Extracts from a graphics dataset
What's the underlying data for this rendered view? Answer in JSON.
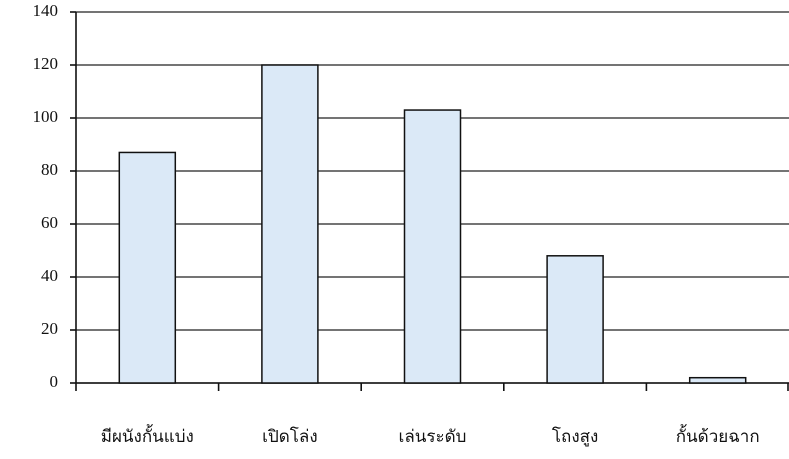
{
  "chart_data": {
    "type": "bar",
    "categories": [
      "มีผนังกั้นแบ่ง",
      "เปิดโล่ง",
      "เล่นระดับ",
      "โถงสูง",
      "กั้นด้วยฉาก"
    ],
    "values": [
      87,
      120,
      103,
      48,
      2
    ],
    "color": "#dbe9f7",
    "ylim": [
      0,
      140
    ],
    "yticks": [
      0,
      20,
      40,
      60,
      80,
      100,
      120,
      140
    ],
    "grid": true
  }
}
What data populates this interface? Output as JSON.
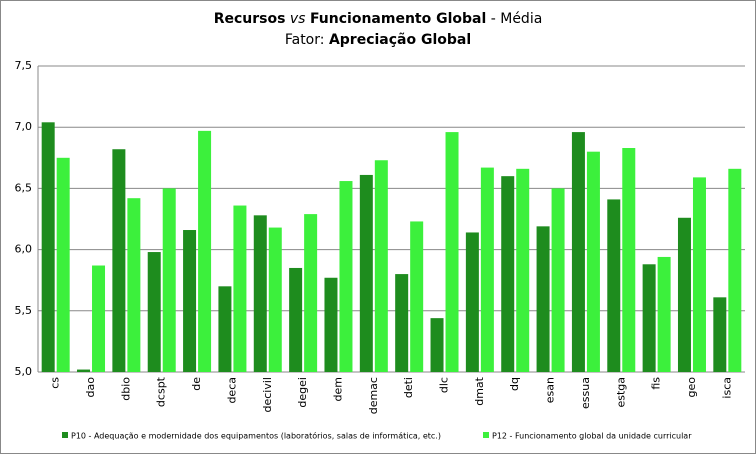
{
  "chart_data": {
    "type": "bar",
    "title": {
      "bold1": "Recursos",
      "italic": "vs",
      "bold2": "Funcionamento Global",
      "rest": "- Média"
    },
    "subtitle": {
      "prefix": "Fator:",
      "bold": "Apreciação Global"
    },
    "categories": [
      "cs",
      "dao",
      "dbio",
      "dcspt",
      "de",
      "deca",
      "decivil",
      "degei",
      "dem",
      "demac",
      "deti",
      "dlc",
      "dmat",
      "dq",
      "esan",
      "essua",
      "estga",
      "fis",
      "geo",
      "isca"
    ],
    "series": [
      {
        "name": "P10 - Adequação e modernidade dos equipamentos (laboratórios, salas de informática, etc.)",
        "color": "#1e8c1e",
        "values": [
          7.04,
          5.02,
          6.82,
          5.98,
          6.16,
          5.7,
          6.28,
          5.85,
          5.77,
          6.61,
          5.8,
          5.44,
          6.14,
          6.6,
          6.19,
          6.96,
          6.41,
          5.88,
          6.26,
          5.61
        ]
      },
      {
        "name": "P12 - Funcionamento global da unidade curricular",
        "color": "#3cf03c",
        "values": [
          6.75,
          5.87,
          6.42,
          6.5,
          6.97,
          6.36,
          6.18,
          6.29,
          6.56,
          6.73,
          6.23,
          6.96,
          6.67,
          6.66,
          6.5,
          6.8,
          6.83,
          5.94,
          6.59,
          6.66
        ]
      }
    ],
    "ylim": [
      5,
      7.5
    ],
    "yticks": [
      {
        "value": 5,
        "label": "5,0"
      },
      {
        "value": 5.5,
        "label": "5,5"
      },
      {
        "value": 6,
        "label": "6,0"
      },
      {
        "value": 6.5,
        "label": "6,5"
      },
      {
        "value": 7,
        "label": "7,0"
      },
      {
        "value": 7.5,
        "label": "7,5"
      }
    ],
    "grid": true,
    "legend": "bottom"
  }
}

Work instructions:
Set down the complete material exactly, but do not include the images.

Exercise output:
What's the underlying data for this rendered view? Answer in JSON.
{
  "chart_data": {
    "type": "bar",
    "categories": [
      "มีผนังกั้นแบ่ง",
      "เปิดโล่ง",
      "เล่นระดับ",
      "โถงสูง",
      "กั้นด้วยฉาก"
    ],
    "values": [
      87,
      120,
      103,
      48,
      2
    ],
    "color": "#dbe9f7",
    "ylim": [
      0,
      140
    ],
    "yticks": [
      0,
      20,
      40,
      60,
      80,
      100,
      120,
      140
    ],
    "grid": true
  }
}
What data populates this interface? Output as JSON.
{
  "chart_data": {
    "type": "bar",
    "title": {
      "bold1": "Recursos",
      "italic": "vs",
      "bold2": "Funcionamento Global",
      "rest": "- Média"
    },
    "subtitle": {
      "prefix": "Fator:",
      "bold": "Apreciação Global"
    },
    "categories": [
      "cs",
      "dao",
      "dbio",
      "dcspt",
      "de",
      "deca",
      "decivil",
      "degei",
      "dem",
      "demac",
      "deti",
      "dlc",
      "dmat",
      "dq",
      "esan",
      "essua",
      "estga",
      "fis",
      "geo",
      "isca"
    ],
    "series": [
      {
        "name": "P10 - Adequação e modernidade dos equipamentos (laboratórios, salas de informática, etc.)",
        "color": "#1e8c1e",
        "values": [
          7.04,
          5.02,
          6.82,
          5.98,
          6.16,
          5.7,
          6.28,
          5.85,
          5.77,
          6.61,
          5.8,
          5.44,
          6.14,
          6.6,
          6.19,
          6.96,
          6.41,
          5.88,
          6.26,
          5.61
        ]
      },
      {
        "name": "P12 - Funcionamento global da unidade curricular",
        "color": "#3cf03c",
        "values": [
          6.75,
          5.87,
          6.42,
          6.5,
          6.97,
          6.36,
          6.18,
          6.29,
          6.56,
          6.73,
          6.23,
          6.96,
          6.67,
          6.66,
          6.5,
          6.8,
          6.83,
          5.94,
          6.59,
          6.66
        ]
      }
    ],
    "ylim": [
      5,
      7.5
    ],
    "yticks": [
      {
        "value": 5,
        "label": "5,0"
      },
      {
        "value": 5.5,
        "label": "5,5"
      },
      {
        "value": 6,
        "label": "6,0"
      },
      {
        "value": 6.5,
        "label": "6,5"
      },
      {
        "value": 7,
        "label": "7,0"
      },
      {
        "value": 7.5,
        "label": "7,5"
      }
    ],
    "grid": true,
    "legend": "bottom"
  }
}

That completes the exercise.